──────── Working data

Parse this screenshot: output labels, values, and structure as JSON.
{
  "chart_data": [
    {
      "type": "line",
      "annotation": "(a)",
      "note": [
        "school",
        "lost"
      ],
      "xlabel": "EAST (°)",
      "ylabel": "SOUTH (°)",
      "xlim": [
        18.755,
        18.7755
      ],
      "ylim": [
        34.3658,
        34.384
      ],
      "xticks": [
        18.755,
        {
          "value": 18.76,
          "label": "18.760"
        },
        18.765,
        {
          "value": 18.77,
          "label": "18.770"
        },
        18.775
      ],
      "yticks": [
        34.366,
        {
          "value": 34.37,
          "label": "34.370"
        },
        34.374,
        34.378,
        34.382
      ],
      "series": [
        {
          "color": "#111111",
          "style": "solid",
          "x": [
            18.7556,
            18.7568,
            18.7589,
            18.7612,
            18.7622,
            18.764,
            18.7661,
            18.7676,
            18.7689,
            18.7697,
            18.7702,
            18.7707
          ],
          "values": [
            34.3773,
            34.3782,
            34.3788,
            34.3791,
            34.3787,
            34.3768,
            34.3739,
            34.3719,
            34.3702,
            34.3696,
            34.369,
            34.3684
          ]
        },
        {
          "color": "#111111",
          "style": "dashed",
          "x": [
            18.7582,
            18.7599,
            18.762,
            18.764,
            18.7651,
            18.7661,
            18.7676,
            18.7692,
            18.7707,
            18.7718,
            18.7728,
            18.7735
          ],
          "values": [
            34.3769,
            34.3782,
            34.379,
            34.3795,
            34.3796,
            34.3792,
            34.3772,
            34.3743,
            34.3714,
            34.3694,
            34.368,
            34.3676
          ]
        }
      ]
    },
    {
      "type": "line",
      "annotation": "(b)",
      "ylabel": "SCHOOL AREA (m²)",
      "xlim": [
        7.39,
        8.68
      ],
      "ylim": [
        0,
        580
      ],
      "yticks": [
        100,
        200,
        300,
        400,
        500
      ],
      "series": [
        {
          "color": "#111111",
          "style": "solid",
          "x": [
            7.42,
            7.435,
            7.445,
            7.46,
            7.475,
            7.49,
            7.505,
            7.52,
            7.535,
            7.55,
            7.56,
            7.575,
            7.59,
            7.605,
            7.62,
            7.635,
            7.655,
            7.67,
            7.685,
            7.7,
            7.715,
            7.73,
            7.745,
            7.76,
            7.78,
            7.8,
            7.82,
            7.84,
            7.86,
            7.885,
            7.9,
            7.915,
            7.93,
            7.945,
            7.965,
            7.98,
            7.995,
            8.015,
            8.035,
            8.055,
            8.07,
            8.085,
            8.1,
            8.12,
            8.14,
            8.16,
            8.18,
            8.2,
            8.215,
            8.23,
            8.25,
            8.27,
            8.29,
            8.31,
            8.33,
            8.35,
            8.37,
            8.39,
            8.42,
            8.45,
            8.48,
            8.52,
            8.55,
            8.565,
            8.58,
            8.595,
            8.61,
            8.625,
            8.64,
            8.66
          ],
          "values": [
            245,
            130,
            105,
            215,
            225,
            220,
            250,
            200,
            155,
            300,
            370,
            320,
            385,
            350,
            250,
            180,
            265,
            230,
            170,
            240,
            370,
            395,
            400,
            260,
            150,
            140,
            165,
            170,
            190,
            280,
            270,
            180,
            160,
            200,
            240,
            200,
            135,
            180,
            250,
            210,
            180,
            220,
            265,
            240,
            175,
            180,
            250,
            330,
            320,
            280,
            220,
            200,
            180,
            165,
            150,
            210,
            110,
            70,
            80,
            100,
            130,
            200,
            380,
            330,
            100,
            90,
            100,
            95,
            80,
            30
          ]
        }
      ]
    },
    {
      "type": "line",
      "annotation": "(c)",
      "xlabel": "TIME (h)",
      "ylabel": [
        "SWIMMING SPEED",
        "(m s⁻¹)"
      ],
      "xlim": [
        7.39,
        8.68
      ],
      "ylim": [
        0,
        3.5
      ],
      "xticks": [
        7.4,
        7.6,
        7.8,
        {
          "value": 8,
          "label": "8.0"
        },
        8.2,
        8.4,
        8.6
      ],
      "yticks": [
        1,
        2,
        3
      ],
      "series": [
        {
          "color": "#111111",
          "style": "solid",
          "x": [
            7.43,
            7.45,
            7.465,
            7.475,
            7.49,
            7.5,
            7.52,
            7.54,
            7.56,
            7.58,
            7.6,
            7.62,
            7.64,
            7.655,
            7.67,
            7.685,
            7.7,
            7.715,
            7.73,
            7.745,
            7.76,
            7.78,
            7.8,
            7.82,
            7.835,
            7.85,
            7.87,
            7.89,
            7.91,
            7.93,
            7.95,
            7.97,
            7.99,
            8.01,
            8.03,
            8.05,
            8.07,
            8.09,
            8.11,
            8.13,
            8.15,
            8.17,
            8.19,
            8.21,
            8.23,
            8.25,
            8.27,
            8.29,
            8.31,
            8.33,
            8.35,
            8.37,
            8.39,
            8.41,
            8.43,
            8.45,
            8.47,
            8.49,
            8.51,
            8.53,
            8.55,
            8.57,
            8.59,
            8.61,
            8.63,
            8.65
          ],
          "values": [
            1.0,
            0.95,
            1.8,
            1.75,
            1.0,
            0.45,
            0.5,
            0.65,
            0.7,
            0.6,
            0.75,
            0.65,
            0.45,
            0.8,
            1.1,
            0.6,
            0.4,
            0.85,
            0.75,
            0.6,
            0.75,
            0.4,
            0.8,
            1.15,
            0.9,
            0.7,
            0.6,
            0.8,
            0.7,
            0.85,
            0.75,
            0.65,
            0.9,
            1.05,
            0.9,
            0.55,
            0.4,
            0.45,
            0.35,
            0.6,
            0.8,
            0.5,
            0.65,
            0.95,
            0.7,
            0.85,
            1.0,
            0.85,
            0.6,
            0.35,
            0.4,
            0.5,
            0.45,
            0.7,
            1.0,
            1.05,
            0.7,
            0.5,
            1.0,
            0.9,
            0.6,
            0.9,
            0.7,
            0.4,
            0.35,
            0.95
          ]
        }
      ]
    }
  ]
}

────────────────

> _Work to be completed_
Copy out each line of the data containing the string "annotation".

> _Task result_
      "annotation": "(a)",
      "annotation": "(b)",
      "annotation": "(c)",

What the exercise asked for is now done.